- [INFORMATION GIVEN]:
================================
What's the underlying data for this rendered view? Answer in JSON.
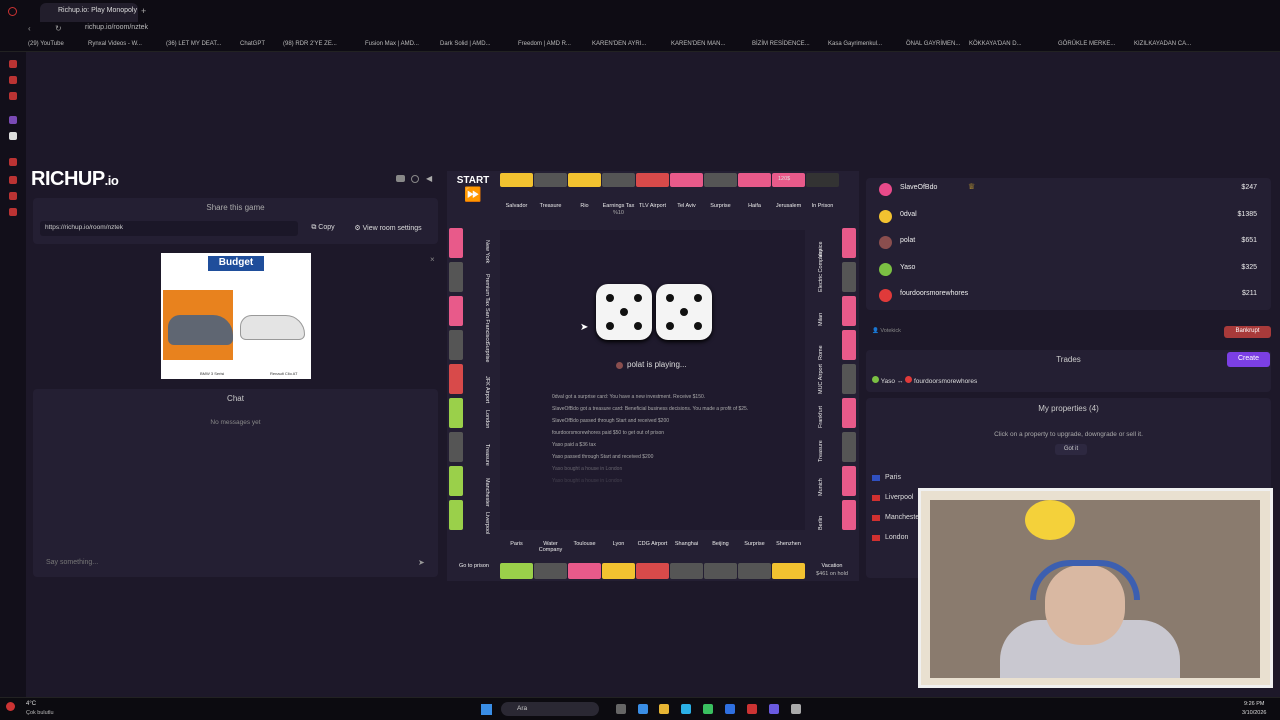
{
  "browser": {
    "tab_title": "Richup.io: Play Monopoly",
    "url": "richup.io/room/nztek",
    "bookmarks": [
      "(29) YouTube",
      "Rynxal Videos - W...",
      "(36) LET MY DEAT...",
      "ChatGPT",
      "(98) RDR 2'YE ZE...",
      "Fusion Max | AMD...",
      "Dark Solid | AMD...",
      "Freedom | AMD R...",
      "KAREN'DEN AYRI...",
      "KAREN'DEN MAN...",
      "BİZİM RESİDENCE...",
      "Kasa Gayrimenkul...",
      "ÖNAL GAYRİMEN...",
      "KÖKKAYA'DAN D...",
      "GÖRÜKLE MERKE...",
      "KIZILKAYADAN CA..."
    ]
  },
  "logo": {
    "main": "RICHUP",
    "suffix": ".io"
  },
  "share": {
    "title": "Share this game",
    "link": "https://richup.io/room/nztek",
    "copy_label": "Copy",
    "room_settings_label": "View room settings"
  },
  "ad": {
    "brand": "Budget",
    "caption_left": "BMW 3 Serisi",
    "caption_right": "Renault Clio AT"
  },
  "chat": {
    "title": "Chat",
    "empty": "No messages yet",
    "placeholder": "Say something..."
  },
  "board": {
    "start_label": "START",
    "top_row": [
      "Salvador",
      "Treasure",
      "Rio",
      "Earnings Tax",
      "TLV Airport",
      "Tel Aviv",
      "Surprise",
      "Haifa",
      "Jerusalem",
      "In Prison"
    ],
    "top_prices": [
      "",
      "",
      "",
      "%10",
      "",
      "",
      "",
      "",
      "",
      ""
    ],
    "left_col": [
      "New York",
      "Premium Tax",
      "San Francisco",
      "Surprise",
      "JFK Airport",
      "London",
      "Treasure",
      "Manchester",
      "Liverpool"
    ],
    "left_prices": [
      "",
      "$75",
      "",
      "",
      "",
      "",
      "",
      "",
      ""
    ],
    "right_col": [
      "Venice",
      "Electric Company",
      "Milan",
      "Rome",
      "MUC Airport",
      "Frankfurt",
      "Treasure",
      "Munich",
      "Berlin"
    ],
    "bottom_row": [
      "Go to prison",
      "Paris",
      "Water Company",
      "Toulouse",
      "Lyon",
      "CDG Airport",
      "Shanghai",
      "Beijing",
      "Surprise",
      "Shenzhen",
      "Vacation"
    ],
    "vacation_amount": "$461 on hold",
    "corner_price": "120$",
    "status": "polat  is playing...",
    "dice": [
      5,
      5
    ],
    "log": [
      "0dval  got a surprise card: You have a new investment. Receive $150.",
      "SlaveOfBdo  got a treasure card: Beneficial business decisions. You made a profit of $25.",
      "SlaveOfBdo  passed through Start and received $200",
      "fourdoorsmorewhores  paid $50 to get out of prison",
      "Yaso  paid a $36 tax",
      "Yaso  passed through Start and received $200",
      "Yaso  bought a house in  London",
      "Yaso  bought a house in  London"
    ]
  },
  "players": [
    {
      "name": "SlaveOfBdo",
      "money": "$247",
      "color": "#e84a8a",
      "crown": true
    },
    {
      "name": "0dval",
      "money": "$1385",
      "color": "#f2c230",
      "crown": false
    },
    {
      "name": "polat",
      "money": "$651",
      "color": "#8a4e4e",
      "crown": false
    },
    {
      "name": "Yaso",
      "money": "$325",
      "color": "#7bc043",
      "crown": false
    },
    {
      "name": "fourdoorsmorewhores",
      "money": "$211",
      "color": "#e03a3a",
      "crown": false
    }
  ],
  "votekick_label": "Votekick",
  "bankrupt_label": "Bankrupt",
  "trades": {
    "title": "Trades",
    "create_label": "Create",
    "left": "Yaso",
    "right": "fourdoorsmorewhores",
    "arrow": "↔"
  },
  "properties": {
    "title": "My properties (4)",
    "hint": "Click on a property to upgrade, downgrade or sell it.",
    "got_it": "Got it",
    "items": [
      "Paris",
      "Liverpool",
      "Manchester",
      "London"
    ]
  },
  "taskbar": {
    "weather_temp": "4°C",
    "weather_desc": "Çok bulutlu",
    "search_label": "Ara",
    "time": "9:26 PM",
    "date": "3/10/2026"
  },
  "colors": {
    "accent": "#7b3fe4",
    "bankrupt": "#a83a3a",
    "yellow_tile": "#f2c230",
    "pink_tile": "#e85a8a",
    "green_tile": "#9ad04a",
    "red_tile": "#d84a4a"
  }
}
================================
- [WHAT YOU HAVE TO DO]: Your copy should match the entries exactly, minus the pictures.

- [FULL RESPONSE]:
What's the underlying data for this rendered view? Answer in JSON.
{
  "browser": {
    "tab_title": "Richup.io: Play Monopoly",
    "url": "richup.io/room/nztek",
    "bookmarks": [
      "(29) YouTube",
      "Rynxal Videos - W...",
      "(36) LET MY DEAT...",
      "ChatGPT",
      "(98) RDR 2'YE ZE...",
      "Fusion Max | AMD...",
      "Dark Solid | AMD...",
      "Freedom | AMD R...",
      "KAREN'DEN AYRI...",
      "KAREN'DEN MAN...",
      "BİZİM RESİDENCE...",
      "Kasa Gayrimenkul...",
      "ÖNAL GAYRİMEN...",
      "KÖKKAYA'DAN D...",
      "GÖRÜKLE MERKE...",
      "KIZILKAYADAN CA..."
    ]
  },
  "logo": {
    "main": "RICHUP",
    "suffix": ".io"
  },
  "share": {
    "title": "Share this game",
    "link": "https://richup.io/room/nztek",
    "copy_label": "Copy",
    "room_settings_label": "View room settings"
  },
  "ad": {
    "brand": "Budget",
    "caption_left": "BMW 3 Serisi",
    "caption_right": "Renault Clio AT"
  },
  "chat": {
    "title": "Chat",
    "empty": "No messages yet",
    "placeholder": "Say something..."
  },
  "board": {
    "start_label": "START",
    "top_row": [
      "Salvador",
      "Treasure",
      "Rio",
      "Earnings Tax",
      "TLV Airport",
      "Tel Aviv",
      "Surprise",
      "Haifa",
      "Jerusalem",
      "In Prison"
    ],
    "top_prices": [
      "",
      "",
      "",
      "%10",
      "",
      "",
      "",
      "",
      "",
      ""
    ],
    "left_col": [
      "New York",
      "Premium Tax",
      "San Francisco",
      "Surprise",
      "JFK Airport",
      "London",
      "Treasure",
      "Manchester",
      "Liverpool"
    ],
    "left_prices": [
      "",
      "$75",
      "",
      "",
      "",
      "",
      "",
      "",
      ""
    ],
    "right_col": [
      "Venice",
      "Electric Company",
      "Milan",
      "Rome",
      "MUC Airport",
      "Frankfurt",
      "Treasure",
      "Munich",
      "Berlin"
    ],
    "bottom_row": [
      "Go to prison",
      "Paris",
      "Water Company",
      "Toulouse",
      "Lyon",
      "CDG Airport",
      "Shanghai",
      "Beijing",
      "Surprise",
      "Shenzhen",
      "Vacation"
    ],
    "vacation_amount": "$461 on hold",
    "corner_price": "120$",
    "status": "polat  is playing...",
    "dice": [
      5,
      5
    ],
    "log": [
      "0dval  got a surprise card: You have a new investment. Receive $150.",
      "SlaveOfBdo  got a treasure card: Beneficial business decisions. You made a profit of $25.",
      "SlaveOfBdo  passed through Start and received $200",
      "fourdoorsmorewhores  paid $50 to get out of prison",
      "Yaso  paid a $36 tax",
      "Yaso  passed through Start and received $200",
      "Yaso  bought a house in  London",
      "Yaso  bought a house in  London"
    ]
  },
  "players": [
    {
      "name": "SlaveOfBdo",
      "money": "$247",
      "color": "#e84a8a",
      "crown": true
    },
    {
      "name": "0dval",
      "money": "$1385",
      "color": "#f2c230",
      "crown": false
    },
    {
      "name": "polat",
      "money": "$651",
      "color": "#8a4e4e",
      "crown": false
    },
    {
      "name": "Yaso",
      "money": "$325",
      "color": "#7bc043",
      "crown": false
    },
    {
      "name": "fourdoorsmorewhores",
      "money": "$211",
      "color": "#e03a3a",
      "crown": false
    }
  ],
  "votekick_label": "Votekick",
  "bankrupt_label": "Bankrupt",
  "trades": {
    "title": "Trades",
    "create_label": "Create",
    "left": "Yaso",
    "right": "fourdoorsmorewhores",
    "arrow": "↔"
  },
  "properties": {
    "title": "My properties (4)",
    "hint": "Click on a property to upgrade, downgrade or sell it.",
    "got_it": "Got it",
    "items": [
      "Paris",
      "Liverpool",
      "Manchester",
      "London"
    ]
  },
  "taskbar": {
    "weather_temp": "4°C",
    "weather_desc": "Çok bulutlu",
    "search_label": "Ara",
    "time": "9:26 PM",
    "date": "3/10/2026"
  },
  "colors": {
    "accent": "#7b3fe4",
    "bankrupt": "#a83a3a",
    "yellow_tile": "#f2c230",
    "pink_tile": "#e85a8a",
    "green_tile": "#9ad04a",
    "red_tile": "#d84a4a"
  }
}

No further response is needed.